— TASK PROMPT —
All material below is to be reproduced exactly.
----------------------------------------
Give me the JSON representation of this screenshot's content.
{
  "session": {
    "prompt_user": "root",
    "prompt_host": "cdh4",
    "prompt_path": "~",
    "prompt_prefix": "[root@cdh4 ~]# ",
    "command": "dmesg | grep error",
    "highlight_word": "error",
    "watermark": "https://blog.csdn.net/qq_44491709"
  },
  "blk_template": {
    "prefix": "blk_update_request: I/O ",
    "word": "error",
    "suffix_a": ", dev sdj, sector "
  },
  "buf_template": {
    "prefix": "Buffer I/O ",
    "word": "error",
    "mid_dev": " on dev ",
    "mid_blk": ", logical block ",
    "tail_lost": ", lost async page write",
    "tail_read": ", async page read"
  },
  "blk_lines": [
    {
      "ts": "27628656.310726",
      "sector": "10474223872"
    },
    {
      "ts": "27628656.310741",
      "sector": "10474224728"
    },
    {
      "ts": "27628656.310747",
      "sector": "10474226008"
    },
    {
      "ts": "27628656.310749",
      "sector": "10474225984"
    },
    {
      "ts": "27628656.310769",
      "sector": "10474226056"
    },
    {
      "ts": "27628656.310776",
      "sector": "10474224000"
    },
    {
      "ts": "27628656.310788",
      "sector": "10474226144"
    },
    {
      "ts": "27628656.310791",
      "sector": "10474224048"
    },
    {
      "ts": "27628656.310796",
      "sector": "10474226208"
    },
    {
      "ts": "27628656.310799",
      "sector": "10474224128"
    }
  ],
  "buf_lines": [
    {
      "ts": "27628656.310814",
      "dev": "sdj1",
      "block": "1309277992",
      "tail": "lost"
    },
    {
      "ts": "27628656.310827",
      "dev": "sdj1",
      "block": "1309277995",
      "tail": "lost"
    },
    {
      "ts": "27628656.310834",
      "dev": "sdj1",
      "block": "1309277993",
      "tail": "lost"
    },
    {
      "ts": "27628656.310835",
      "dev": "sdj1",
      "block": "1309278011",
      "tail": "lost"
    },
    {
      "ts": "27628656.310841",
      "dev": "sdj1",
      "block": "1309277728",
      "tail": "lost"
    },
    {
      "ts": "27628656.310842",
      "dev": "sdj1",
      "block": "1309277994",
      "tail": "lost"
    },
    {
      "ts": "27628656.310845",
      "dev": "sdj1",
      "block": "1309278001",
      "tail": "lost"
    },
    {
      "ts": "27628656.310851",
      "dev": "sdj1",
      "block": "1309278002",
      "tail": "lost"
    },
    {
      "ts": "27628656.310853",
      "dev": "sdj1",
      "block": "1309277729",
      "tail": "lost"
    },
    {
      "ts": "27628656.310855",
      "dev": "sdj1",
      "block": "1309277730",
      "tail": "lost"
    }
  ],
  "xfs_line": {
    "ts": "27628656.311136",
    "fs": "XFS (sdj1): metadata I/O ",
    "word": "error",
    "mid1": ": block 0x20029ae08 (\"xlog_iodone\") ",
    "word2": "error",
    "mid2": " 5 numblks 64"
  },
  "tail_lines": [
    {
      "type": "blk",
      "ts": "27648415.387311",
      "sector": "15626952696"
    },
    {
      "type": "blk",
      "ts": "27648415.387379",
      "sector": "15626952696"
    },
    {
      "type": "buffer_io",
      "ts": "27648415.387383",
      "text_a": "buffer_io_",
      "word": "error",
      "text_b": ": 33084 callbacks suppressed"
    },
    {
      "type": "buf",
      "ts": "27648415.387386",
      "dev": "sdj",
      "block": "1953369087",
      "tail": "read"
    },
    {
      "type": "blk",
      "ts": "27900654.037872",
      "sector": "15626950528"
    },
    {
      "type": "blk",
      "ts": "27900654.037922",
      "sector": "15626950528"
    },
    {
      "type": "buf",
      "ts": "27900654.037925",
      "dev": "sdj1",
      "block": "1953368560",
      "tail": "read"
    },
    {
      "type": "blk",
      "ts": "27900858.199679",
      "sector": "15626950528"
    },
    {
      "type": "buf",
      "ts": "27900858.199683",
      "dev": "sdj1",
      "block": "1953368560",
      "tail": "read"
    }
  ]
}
----------------------------------------
— EXERCISE ANSWER —
Give me the JSON representation of this screenshot's content.
{
  "session": {
    "prompt_user": "root",
    "prompt_host": "cdh4",
    "prompt_path": "~",
    "prompt_prefix": "[root@cdh4 ~]# ",
    "command": "dmesg | grep error",
    "highlight_word": "error",
    "watermark": "https://blog.csdn.net/qq_44491709"
  },
  "blk_template": {
    "prefix": "blk_update_request: I/O ",
    "word": "error",
    "suffix_a": ", dev sdj, sector "
  },
  "buf_template": {
    "prefix": "Buffer I/O ",
    "word": "error",
    "mid_dev": " on dev ",
    "mid_blk": ", logical block ",
    "tail_lost": ", lost async page write",
    "tail_read": ", async page read"
  },
  "blk_lines": [
    {
      "ts": "27628656.310726",
      "sector": "10474223872"
    },
    {
      "ts": "27628656.310741",
      "sector": "10474224728"
    },
    {
      "ts": "27628656.310747",
      "sector": "10474226008"
    },
    {
      "ts": "27628656.310749",
      "sector": "10474225984"
    },
    {
      "ts": "27628656.310769",
      "sector": "10474226056"
    },
    {
      "ts": "27628656.310776",
      "sector": "10474224000"
    },
    {
      "ts": "27628656.310788",
      "sector": "10474226144"
    },
    {
      "ts": "27628656.310791",
      "sector": "10474224048"
    },
    {
      "ts": "27628656.310796",
      "sector": "10474226208"
    },
    {
      "ts": "27628656.310799",
      "sector": "10474224128"
    }
  ],
  "buf_lines": [
    {
      "ts": "27628656.310814",
      "dev": "sdj1",
      "block": "1309277992",
      "tail": "lost"
    },
    {
      "ts": "27628656.310827",
      "dev": "sdj1",
      "block": "1309277995",
      "tail": "lost"
    },
    {
      "ts": "27628656.310834",
      "dev": "sdj1",
      "block": "1309277993",
      "tail": "lost"
    },
    {
      "ts": "27628656.310835",
      "dev": "sdj1",
      "block": "1309278011",
      "tail": "lost"
    },
    {
      "ts": "27628656.310841",
      "dev": "sdj1",
      "block": "1309277728",
      "tail": "lost"
    },
    {
      "ts": "27628656.310842",
      "dev": "sdj1",
      "block": "1309277994",
      "tail": "lost"
    },
    {
      "ts": "27628656.310845",
      "dev": "sdj1",
      "block": "1309278001",
      "tail": "lost"
    },
    {
      "ts": "27628656.310851",
      "dev": "sdj1",
      "block": "1309278002",
      "tail": "lost"
    },
    {
      "ts": "27628656.310853",
      "dev": "sdj1",
      "block": "1309277729",
      "tail": "lost"
    },
    {
      "ts": "27628656.310855",
      "dev": "sdj1",
      "block": "1309277730",
      "tail": "lost"
    }
  ],
  "xfs_line": {
    "ts": "27628656.311136",
    "fs": "XFS (sdj1): metadata I/O ",
    "word": "error",
    "mid1": ": block 0x20029ae08 (\"xlog_iodone\") ",
    "word2": "error",
    "mid2": " 5 numblks 64"
  },
  "tail_lines": [
    {
      "type": "blk",
      "ts": "27648415.387311",
      "sector": "15626952696"
    },
    {
      "type": "blk",
      "ts": "27648415.387379",
      "sector": "15626952696"
    },
    {
      "type": "buffer_io",
      "ts": "27648415.387383",
      "text_a": "buffer_io_",
      "word": "error",
      "text_b": ": 33084 callbacks suppressed"
    },
    {
      "type": "buf",
      "ts": "27648415.387386",
      "dev": "sdj",
      "block": "1953369087",
      "tail": "read"
    },
    {
      "type": "blk",
      "ts": "27900654.037872",
      "sector": "15626950528"
    },
    {
      "type": "blk",
      "ts": "27900654.037922",
      "sector": "15626950528"
    },
    {
      "type": "buf",
      "ts": "27900654.037925",
      "dev": "sdj1",
      "block": "1953368560",
      "tail": "read"
    },
    {
      "type": "blk",
      "ts": "27900858.199679",
      "sector": "15626950528"
    },
    {
      "type": "buf",
      "ts": "27900858.199683",
      "dev": "sdj1",
      "block": "1953368560",
      "tail": "read"
    }
  ]
}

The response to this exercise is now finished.